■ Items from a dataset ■
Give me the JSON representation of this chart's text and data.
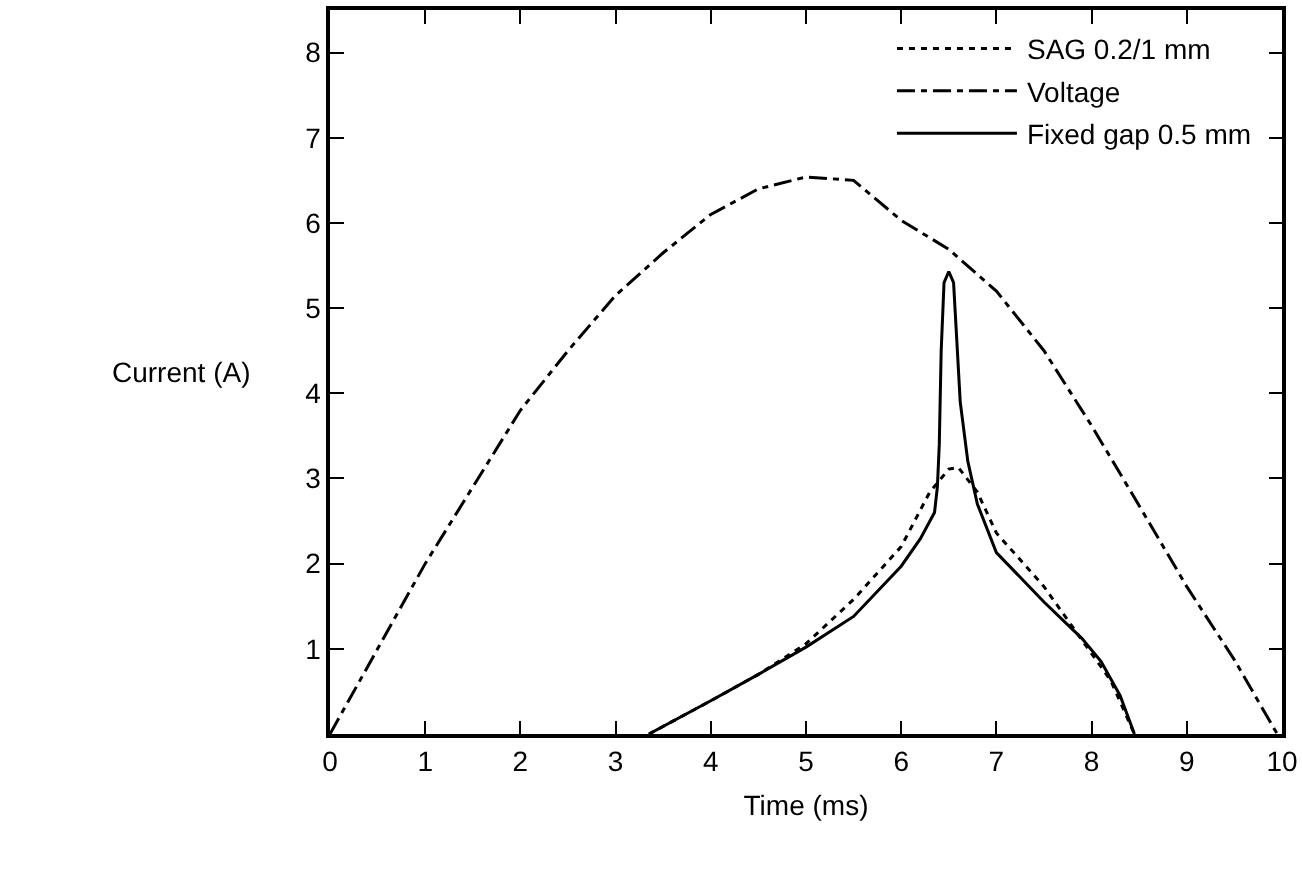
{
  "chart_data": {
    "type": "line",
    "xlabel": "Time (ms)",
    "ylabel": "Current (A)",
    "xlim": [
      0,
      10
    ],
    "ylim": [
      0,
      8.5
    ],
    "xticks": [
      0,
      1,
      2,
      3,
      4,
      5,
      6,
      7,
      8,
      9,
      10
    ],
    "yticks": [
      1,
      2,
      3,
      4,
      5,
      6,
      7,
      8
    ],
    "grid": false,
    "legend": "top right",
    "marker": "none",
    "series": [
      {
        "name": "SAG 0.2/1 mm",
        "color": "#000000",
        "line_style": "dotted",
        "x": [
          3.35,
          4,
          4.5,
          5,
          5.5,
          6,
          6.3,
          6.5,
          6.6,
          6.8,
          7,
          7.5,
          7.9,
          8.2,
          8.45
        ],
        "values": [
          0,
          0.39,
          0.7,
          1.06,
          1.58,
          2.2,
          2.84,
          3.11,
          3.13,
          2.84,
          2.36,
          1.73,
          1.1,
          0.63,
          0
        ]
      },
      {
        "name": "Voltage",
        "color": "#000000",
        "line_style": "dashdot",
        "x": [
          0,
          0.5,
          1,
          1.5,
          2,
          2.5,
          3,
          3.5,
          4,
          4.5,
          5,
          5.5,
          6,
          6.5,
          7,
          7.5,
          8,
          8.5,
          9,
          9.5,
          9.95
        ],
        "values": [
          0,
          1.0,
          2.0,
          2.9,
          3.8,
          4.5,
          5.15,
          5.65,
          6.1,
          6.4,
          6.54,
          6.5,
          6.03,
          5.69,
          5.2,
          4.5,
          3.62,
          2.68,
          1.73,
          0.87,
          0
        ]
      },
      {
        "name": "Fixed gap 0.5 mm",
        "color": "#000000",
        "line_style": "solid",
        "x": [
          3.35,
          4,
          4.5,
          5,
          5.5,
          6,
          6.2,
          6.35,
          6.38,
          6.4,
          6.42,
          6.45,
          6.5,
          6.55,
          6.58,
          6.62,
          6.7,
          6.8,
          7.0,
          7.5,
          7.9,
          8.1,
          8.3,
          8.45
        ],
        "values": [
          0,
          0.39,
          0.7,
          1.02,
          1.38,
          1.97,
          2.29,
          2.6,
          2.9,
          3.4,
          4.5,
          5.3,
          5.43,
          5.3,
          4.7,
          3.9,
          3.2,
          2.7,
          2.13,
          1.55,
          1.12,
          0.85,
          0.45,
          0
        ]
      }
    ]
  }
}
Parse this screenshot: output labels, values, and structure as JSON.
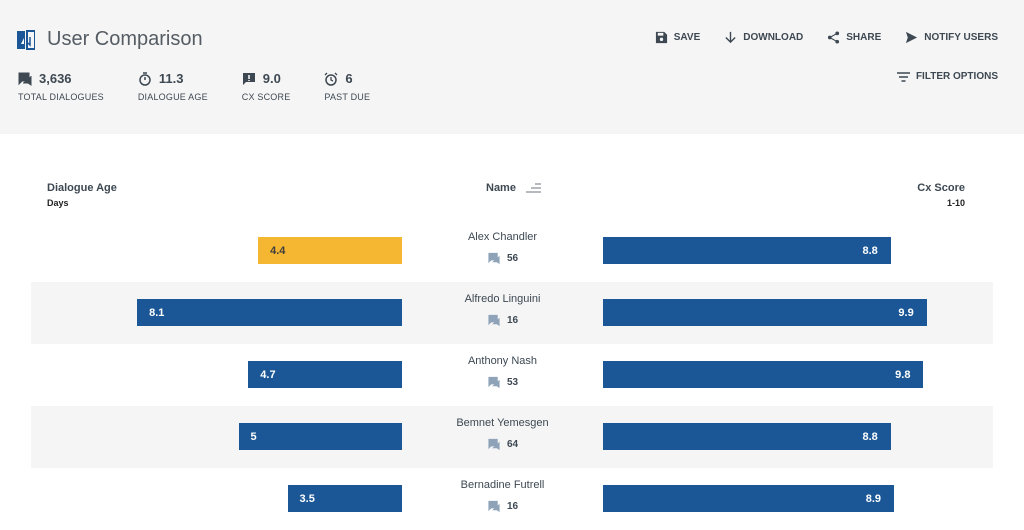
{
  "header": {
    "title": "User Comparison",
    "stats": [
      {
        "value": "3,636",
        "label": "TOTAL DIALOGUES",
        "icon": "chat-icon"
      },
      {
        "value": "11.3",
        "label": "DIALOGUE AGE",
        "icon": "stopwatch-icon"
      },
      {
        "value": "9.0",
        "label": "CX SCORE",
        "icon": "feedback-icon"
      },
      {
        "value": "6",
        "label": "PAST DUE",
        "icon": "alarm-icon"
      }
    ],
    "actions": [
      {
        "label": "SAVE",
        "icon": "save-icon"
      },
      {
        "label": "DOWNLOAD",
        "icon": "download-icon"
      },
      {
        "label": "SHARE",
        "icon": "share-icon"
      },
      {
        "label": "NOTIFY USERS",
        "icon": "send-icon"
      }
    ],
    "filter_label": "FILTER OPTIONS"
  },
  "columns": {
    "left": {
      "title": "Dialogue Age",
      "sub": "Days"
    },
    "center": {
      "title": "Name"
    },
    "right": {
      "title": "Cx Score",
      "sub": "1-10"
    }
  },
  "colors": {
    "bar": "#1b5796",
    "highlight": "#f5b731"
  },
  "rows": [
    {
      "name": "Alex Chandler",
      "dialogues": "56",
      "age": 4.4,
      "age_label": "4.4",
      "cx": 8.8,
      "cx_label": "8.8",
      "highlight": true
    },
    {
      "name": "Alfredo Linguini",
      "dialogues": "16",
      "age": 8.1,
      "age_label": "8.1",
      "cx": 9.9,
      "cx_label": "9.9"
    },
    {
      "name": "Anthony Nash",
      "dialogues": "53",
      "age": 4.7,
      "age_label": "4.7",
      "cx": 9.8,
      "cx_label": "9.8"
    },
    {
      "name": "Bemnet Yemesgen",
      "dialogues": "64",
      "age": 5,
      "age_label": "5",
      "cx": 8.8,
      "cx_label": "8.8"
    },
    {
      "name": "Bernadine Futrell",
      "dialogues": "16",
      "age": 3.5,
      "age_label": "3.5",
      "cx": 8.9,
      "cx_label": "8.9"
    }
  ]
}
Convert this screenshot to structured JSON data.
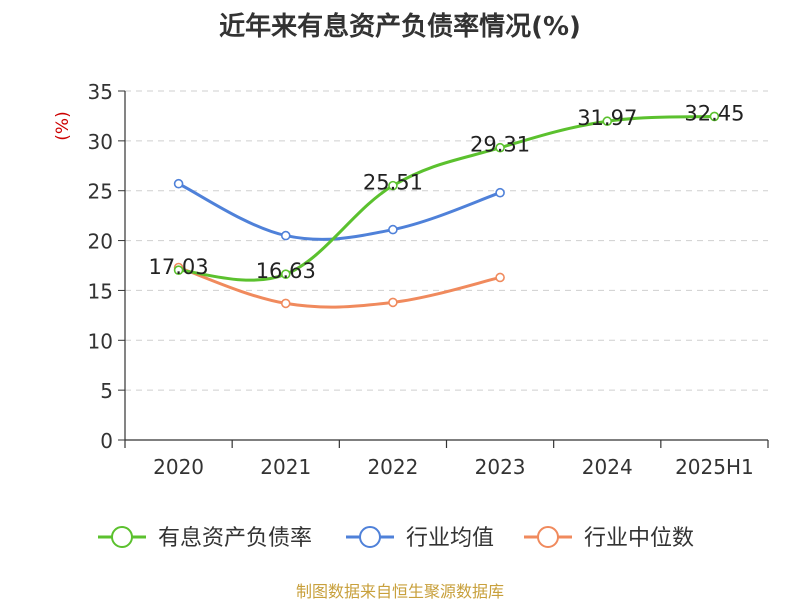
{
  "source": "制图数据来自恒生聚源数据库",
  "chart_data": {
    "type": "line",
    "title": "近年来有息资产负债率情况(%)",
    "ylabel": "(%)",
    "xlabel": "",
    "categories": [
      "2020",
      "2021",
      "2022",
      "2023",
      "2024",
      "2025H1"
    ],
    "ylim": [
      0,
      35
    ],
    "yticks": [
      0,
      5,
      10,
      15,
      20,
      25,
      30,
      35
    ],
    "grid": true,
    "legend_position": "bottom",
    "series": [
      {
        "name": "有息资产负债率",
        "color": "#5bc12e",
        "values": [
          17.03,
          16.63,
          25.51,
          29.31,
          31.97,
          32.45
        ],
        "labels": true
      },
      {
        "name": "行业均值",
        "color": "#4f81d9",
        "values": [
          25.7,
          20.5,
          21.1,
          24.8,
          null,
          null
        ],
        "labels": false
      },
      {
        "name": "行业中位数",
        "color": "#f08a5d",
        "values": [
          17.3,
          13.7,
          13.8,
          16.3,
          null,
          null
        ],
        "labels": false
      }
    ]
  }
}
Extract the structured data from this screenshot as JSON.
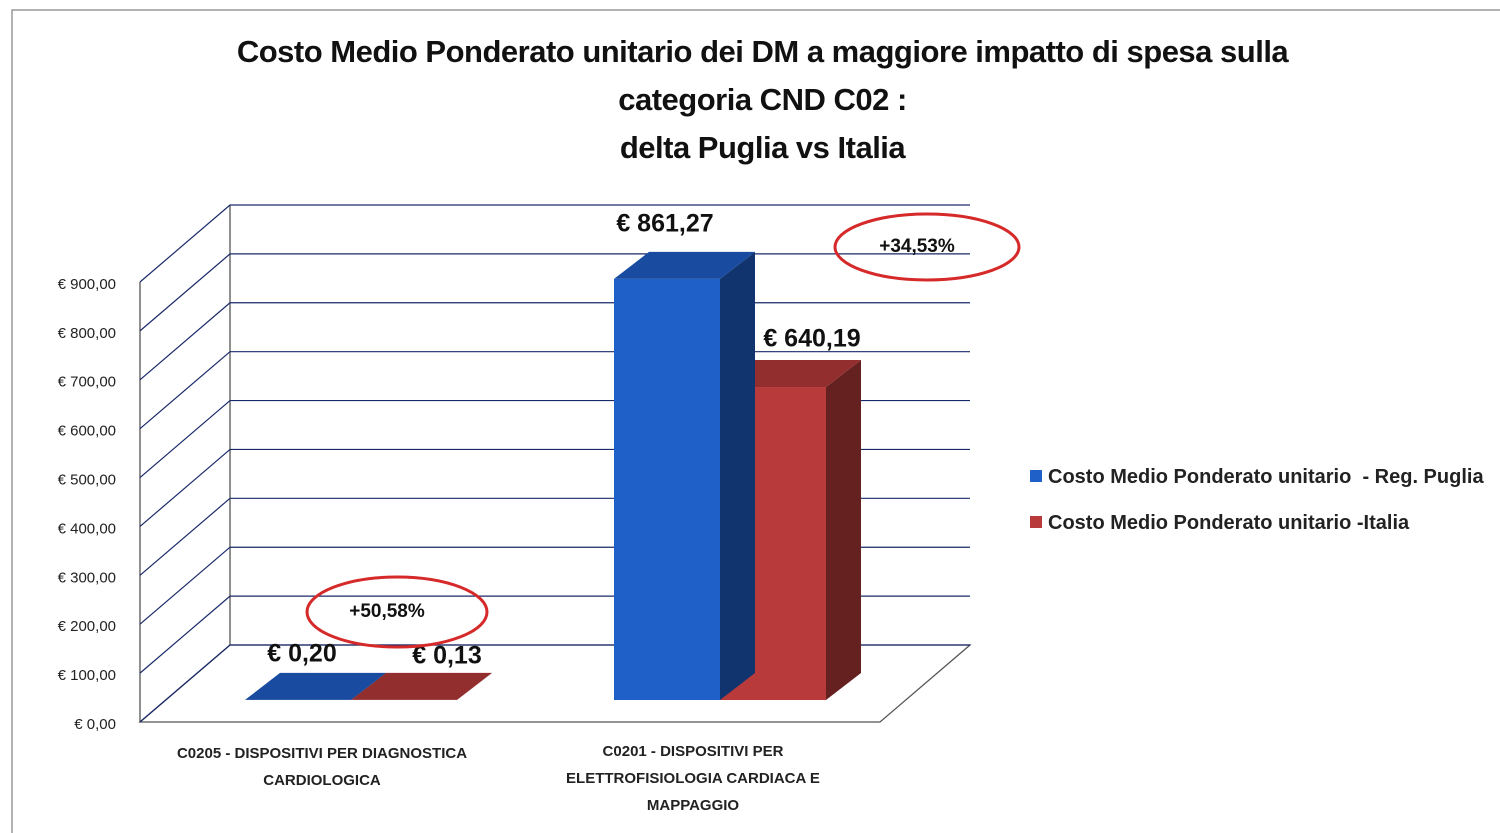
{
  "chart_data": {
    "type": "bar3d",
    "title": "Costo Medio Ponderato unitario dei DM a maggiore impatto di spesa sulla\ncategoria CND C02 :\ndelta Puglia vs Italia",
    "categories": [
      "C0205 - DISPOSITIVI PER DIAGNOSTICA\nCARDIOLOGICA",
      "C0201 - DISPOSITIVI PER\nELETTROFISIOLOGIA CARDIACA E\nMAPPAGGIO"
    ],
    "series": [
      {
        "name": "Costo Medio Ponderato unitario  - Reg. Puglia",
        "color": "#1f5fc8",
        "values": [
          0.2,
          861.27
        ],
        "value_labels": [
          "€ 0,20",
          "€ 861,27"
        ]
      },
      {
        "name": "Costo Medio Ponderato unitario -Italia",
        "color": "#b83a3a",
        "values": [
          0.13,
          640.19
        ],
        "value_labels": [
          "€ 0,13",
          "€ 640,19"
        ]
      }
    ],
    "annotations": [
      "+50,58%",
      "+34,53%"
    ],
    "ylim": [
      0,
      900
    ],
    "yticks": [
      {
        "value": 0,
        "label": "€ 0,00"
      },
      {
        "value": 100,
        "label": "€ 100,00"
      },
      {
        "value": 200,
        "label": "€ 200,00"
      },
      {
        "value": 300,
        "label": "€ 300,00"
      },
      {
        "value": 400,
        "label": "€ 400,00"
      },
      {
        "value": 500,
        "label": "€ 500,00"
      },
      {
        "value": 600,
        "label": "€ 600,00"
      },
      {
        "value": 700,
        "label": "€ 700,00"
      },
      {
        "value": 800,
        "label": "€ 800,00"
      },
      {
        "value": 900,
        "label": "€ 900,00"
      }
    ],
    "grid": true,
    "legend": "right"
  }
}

■ DIRECTIONS ■
Without the pictures, write out the whole listing above exactly as it appears.

■ FULL RESPONSE ■
Give me the JSON representation of this chart's text and data.
{
  "chart_data": {
    "type": "line",
    "xlabel": "Time (ms)",
    "ylabel": "Current (A)",
    "xlim": [
      0,
      10
    ],
    "ylim": [
      0,
      8.5
    ],
    "xticks": [
      0,
      1,
      2,
      3,
      4,
      5,
      6,
      7,
      8,
      9,
      10
    ],
    "yticks": [
      1,
      2,
      3,
      4,
      5,
      6,
      7,
      8
    ],
    "grid": false,
    "legend": "top right",
    "marker": "none",
    "series": [
      {
        "name": "SAG 0.2/1 mm",
        "color": "#000000",
        "line_style": "dotted",
        "x": [
          3.35,
          4,
          4.5,
          5,
          5.5,
          6,
          6.3,
          6.5,
          6.6,
          6.8,
          7,
          7.5,
          7.9,
          8.2,
          8.45
        ],
        "values": [
          0,
          0.39,
          0.7,
          1.06,
          1.58,
          2.2,
          2.84,
          3.11,
          3.13,
          2.84,
          2.36,
          1.73,
          1.1,
          0.63,
          0
        ]
      },
      {
        "name": "Voltage",
        "color": "#000000",
        "line_style": "dashdot",
        "x": [
          0,
          0.5,
          1,
          1.5,
          2,
          2.5,
          3,
          3.5,
          4,
          4.5,
          5,
          5.5,
          6,
          6.5,
          7,
          7.5,
          8,
          8.5,
          9,
          9.5,
          9.95
        ],
        "values": [
          0,
          1.0,
          2.0,
          2.9,
          3.8,
          4.5,
          5.15,
          5.65,
          6.1,
          6.4,
          6.54,
          6.5,
          6.03,
          5.69,
          5.2,
          4.5,
          3.62,
          2.68,
          1.73,
          0.87,
          0
        ]
      },
      {
        "name": "Fixed gap 0.5 mm",
        "color": "#000000",
        "line_style": "solid",
        "x": [
          3.35,
          4,
          4.5,
          5,
          5.5,
          6,
          6.2,
          6.35,
          6.38,
          6.4,
          6.42,
          6.45,
          6.5,
          6.55,
          6.58,
          6.62,
          6.7,
          6.8,
          7.0,
          7.5,
          7.9,
          8.1,
          8.3,
          8.45
        ],
        "values": [
          0,
          0.39,
          0.7,
          1.02,
          1.38,
          1.97,
          2.29,
          2.6,
          2.9,
          3.4,
          4.5,
          5.3,
          5.43,
          5.3,
          4.7,
          3.9,
          3.2,
          2.7,
          2.13,
          1.55,
          1.12,
          0.85,
          0.45,
          0
        ]
      }
    ]
  }
}
Parse this screenshot: output labels, values, and structure as JSON.
{
  "header": {
    "title": "User Comparison",
    "stats": [
      {
        "value": "3,636",
        "label": "TOTAL DIALOGUES",
        "icon": "chat-icon"
      },
      {
        "value": "11.3",
        "label": "DIALOGUE AGE",
        "icon": "stopwatch-icon"
      },
      {
        "value": "9.0",
        "label": "CX SCORE",
        "icon": "feedback-icon"
      },
      {
        "value": "6",
        "label": "PAST DUE",
        "icon": "alarm-icon"
      }
    ],
    "actions": [
      {
        "label": "SAVE",
        "icon": "save-icon"
      },
      {
        "label": "DOWNLOAD",
        "icon": "download-icon"
      },
      {
        "label": "SHARE",
        "icon": "share-icon"
      },
      {
        "label": "NOTIFY USERS",
        "icon": "send-icon"
      }
    ],
    "filter_label": "FILTER OPTIONS"
  },
  "columns": {
    "left": {
      "title": "Dialogue Age",
      "sub": "Days"
    },
    "center": {
      "title": "Name"
    },
    "right": {
      "title": "Cx Score",
      "sub": "1-10"
    }
  },
  "colors": {
    "bar": "#1b5796",
    "highlight": "#f5b731"
  },
  "rows": [
    {
      "name": "Alex Chandler",
      "dialogues": "56",
      "age": 4.4,
      "age_label": "4.4",
      "cx": 8.8,
      "cx_label": "8.8",
      "highlight": true
    },
    {
      "name": "Alfredo Linguini",
      "dialogues": "16",
      "age": 8.1,
      "age_label": "8.1",
      "cx": 9.9,
      "cx_label": "9.9"
    },
    {
      "name": "Anthony Nash",
      "dialogues": "53",
      "age": 4.7,
      "age_label": "4.7",
      "cx": 9.8,
      "cx_label": "9.8"
    },
    {
      "name": "Bemnet Yemesgen",
      "dialogues": "64",
      "age": 5,
      "age_label": "5",
      "cx": 8.8,
      "cx_label": "8.8"
    },
    {
      "name": "Bernadine Futrell",
      "dialogues": "16",
      "age": 3.5,
      "age_label": "3.5",
      "cx": 8.9,
      "cx_label": "8.9"
    }
  ]
}
Convert this screenshot to structured JSON data.
{
  "source": "制图数据来自恒生聚源数据库",
  "chart_data": {
    "type": "line",
    "title": "近年来有息资产负债率情况(%)",
    "ylabel": "(%)",
    "xlabel": "",
    "categories": [
      "2020",
      "2021",
      "2022",
      "2023",
      "2024",
      "2025H1"
    ],
    "ylim": [
      0,
      35
    ],
    "yticks": [
      0,
      5,
      10,
      15,
      20,
      25,
      30,
      35
    ],
    "grid": true,
    "legend_position": "bottom",
    "series": [
      {
        "name": "有息资产负债率",
        "color": "#5bc12e",
        "values": [
          17.03,
          16.63,
          25.51,
          29.31,
          31.97,
          32.45
        ],
        "labels": true
      },
      {
        "name": "行业均值",
        "color": "#4f81d9",
        "values": [
          25.7,
          20.5,
          21.1,
          24.8,
          null,
          null
        ],
        "labels": false
      },
      {
        "name": "行业中位数",
        "color": "#f08a5d",
        "values": [
          17.3,
          13.7,
          13.8,
          16.3,
          null,
          null
        ],
        "labels": false
      }
    ]
  }
}
Extract the structured data from this screenshot as JSON.
{
  "chart_data": {
    "type": "bar3d",
    "title": "Costo Medio Ponderato unitario dei DM a maggiore impatto di spesa sulla\ncategoria CND C02 :\ndelta Puglia vs Italia",
    "categories": [
      "C0205 - DISPOSITIVI PER DIAGNOSTICA\nCARDIOLOGICA",
      "C0201 - DISPOSITIVI PER\nELETTROFISIOLOGIA CARDIACA E\nMAPPAGGIO"
    ],
    "series": [
      {
        "name": "Costo Medio Ponderato unitario  - Reg. Puglia",
        "color": "#1f5fc8",
        "values": [
          0.2,
          861.27
        ],
        "value_labels": [
          "€ 0,20",
          "€ 861,27"
        ]
      },
      {
        "name": "Costo Medio Ponderato unitario -Italia",
        "color": "#b83a3a",
        "values": [
          0.13,
          640.19
        ],
        "value_labels": [
          "€ 0,13",
          "€ 640,19"
        ]
      }
    ],
    "annotations": [
      "+50,58%",
      "+34,53%"
    ],
    "ylim": [
      0,
      900
    ],
    "yticks": [
      {
        "value": 0,
        "label": "€ 0,00"
      },
      {
        "value": 100,
        "label": "€ 100,00"
      },
      {
        "value": 200,
        "label": "€ 200,00"
      },
      {
        "value": 300,
        "label": "€ 300,00"
      },
      {
        "value": 400,
        "label": "€ 400,00"
      },
      {
        "value": 500,
        "label": "€ 500,00"
      },
      {
        "value": 600,
        "label": "€ 600,00"
      },
      {
        "value": 700,
        "label": "€ 700,00"
      },
      {
        "value": 800,
        "label": "€ 800,00"
      },
      {
        "value": 900,
        "label": "€ 900,00"
      }
    ],
    "grid": true,
    "legend": "right"
  }
}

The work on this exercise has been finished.